▶ Goal: Provide the count of lines that hold "this" and no other output.

::::

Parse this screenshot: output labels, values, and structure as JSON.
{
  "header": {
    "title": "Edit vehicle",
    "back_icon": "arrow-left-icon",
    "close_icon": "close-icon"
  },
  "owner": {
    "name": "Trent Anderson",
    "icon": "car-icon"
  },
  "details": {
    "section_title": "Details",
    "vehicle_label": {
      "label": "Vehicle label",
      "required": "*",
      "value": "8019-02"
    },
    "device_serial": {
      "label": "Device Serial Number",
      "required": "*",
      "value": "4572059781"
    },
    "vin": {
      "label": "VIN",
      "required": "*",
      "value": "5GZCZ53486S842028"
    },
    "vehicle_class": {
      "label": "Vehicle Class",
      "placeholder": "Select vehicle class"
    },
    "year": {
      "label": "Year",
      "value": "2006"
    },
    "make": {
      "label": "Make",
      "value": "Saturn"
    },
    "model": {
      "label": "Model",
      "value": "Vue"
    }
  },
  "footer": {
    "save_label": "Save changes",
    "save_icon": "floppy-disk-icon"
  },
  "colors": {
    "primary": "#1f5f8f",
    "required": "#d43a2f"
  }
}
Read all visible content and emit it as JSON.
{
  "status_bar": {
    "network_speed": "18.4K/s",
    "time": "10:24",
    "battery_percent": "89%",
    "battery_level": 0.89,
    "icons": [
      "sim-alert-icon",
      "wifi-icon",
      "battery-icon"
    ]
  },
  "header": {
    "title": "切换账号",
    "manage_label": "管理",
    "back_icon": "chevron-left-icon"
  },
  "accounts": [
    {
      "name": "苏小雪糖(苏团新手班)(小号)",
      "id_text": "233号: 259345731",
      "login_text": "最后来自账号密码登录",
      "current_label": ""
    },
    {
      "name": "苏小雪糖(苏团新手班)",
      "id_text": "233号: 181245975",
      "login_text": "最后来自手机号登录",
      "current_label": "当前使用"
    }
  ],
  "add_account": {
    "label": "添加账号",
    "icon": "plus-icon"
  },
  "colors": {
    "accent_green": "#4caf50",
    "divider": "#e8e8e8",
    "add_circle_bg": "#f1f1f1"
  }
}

::::

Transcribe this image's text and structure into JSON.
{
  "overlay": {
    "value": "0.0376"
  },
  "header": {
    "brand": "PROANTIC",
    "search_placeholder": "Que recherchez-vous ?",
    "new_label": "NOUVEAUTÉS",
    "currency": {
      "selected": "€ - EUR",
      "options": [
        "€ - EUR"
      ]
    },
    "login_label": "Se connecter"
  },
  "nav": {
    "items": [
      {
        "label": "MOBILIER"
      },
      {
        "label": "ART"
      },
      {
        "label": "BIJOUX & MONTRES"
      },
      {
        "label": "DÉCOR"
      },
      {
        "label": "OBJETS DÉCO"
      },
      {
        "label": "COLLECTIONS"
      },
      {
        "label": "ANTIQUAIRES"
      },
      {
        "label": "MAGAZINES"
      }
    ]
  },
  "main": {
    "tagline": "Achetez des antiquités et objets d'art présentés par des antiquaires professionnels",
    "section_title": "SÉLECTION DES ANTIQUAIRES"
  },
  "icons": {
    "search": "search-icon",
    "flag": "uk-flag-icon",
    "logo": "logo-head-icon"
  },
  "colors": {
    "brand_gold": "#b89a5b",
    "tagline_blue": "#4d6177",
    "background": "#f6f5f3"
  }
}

::::

▶ Complete response: 2